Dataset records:
** start **

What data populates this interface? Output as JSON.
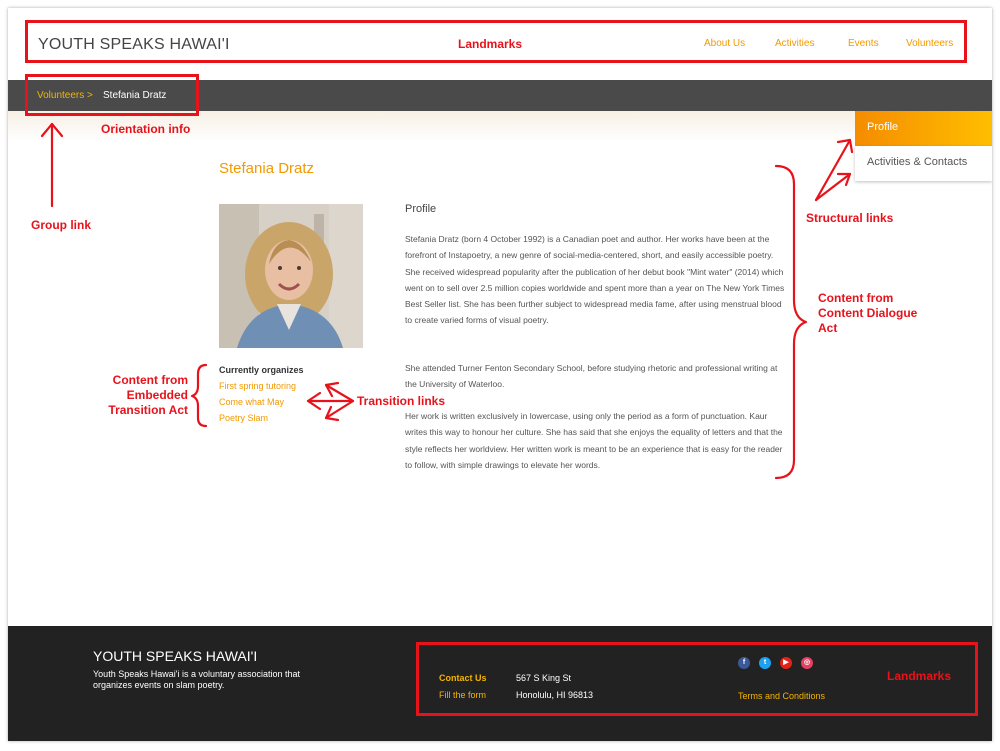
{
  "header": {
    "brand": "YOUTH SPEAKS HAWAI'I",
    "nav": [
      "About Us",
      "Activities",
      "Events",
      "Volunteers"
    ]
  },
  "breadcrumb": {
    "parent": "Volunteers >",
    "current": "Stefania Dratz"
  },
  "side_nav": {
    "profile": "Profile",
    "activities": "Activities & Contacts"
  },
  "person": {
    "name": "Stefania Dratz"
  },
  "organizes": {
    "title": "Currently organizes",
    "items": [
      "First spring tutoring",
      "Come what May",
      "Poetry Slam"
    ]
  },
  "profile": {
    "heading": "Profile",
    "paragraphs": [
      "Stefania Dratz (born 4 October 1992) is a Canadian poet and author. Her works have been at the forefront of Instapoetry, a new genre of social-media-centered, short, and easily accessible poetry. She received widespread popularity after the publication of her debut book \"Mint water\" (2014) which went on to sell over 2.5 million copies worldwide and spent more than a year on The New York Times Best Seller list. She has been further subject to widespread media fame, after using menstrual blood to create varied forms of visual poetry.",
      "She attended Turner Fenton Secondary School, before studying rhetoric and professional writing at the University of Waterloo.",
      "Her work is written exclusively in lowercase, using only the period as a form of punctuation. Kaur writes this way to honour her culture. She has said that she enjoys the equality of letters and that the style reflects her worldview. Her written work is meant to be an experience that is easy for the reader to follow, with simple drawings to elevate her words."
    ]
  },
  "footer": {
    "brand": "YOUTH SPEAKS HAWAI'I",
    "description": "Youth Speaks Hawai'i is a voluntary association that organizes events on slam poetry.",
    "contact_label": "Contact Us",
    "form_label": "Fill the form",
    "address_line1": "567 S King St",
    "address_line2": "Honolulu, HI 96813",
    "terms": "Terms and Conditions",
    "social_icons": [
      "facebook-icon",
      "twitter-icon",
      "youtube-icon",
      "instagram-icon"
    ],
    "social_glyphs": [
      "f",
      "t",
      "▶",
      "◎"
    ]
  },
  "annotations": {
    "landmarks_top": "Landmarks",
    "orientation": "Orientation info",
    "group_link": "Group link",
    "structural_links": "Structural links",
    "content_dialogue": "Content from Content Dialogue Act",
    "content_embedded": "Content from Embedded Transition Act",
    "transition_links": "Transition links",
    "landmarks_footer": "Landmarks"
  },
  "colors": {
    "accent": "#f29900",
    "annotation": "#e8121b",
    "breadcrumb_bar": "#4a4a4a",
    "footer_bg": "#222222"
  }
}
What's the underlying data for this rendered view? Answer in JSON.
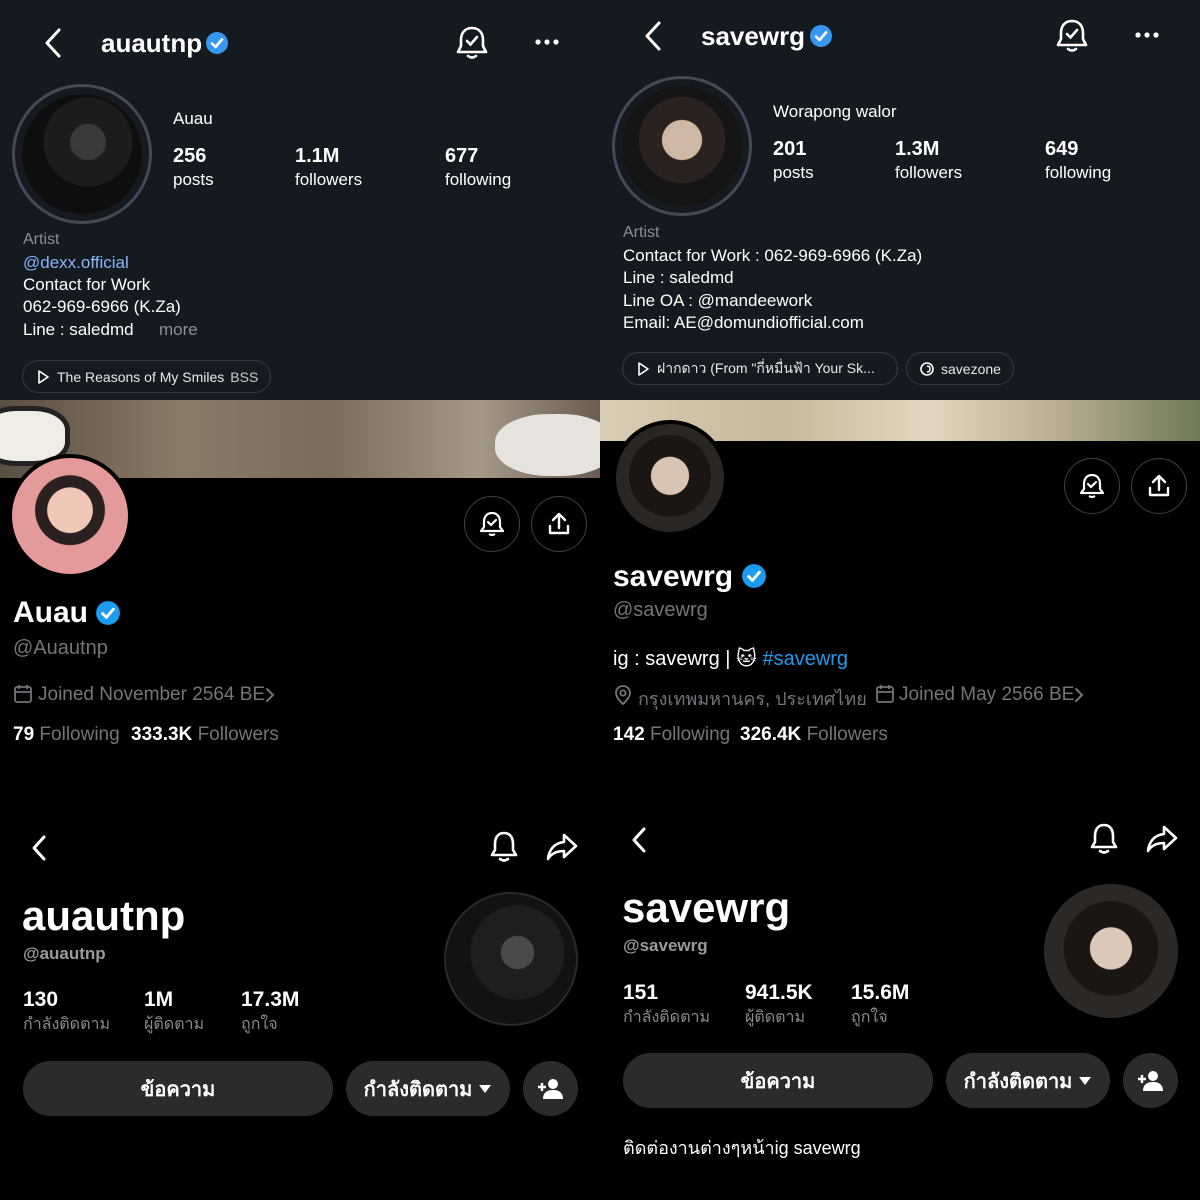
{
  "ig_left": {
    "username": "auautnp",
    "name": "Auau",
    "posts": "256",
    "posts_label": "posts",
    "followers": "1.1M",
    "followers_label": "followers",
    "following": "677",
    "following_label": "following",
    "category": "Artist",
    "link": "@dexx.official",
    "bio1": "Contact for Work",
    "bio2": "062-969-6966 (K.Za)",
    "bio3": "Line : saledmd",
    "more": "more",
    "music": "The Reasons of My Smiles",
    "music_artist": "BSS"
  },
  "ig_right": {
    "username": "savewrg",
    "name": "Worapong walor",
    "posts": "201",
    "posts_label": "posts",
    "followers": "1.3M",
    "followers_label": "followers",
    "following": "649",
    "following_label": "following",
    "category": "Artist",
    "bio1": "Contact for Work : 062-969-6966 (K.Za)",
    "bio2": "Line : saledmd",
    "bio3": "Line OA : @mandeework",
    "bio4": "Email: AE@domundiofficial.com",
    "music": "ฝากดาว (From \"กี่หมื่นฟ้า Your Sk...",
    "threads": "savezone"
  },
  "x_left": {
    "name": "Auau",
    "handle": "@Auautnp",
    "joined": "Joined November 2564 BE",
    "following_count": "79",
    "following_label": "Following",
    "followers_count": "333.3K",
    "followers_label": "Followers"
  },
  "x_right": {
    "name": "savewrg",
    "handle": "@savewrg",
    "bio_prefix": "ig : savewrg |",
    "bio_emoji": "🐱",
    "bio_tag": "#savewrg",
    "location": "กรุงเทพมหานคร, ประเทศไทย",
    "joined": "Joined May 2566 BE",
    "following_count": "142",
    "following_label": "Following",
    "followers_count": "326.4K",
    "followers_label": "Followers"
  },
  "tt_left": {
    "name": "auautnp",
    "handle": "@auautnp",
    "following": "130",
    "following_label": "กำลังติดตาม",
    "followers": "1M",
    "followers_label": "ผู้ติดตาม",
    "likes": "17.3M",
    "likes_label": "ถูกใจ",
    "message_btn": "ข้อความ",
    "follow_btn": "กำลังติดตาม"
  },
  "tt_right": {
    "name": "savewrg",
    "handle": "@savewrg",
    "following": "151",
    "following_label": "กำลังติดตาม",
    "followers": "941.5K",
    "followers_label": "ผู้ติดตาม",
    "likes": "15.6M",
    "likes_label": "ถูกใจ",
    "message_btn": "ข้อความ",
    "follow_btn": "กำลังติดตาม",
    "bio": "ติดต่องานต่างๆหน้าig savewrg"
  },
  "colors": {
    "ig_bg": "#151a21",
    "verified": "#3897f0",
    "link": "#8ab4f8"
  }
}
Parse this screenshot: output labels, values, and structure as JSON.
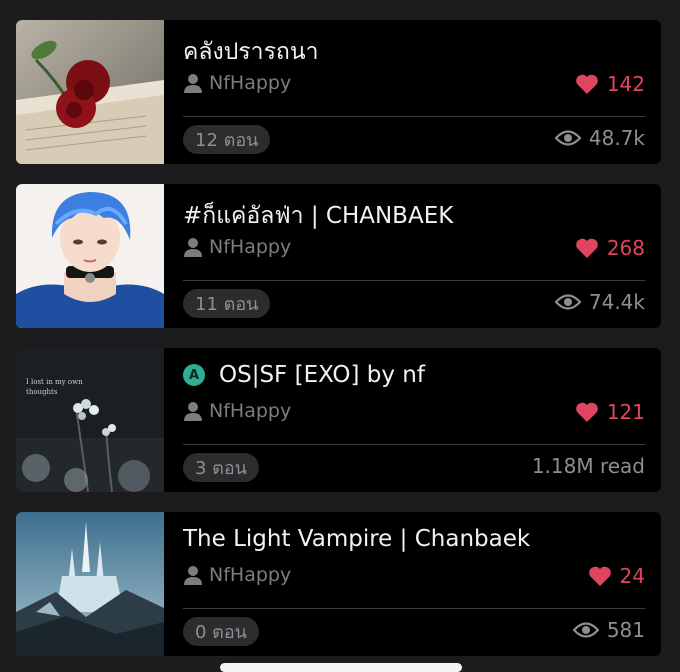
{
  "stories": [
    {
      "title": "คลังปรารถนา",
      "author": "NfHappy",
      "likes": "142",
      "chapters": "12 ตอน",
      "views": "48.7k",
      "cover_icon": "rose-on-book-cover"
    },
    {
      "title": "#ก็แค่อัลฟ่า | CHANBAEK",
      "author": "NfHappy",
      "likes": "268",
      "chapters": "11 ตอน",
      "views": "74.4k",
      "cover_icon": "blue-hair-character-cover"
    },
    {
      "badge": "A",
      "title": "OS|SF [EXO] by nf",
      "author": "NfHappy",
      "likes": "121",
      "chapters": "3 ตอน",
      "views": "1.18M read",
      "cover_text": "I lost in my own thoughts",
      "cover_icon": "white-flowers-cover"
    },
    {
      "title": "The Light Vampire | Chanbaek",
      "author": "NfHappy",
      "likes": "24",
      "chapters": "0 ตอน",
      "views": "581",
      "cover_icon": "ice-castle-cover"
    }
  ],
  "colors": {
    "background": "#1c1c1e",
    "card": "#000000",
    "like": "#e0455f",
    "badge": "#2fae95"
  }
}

** end **

*Set task*.
Return a copy of every line that includes the word "Content".

*Result of this task*.
    "content_dialogue": "Content from Content Dialogue Act",
    "content_embedded": "Content from Embedded Transition Act",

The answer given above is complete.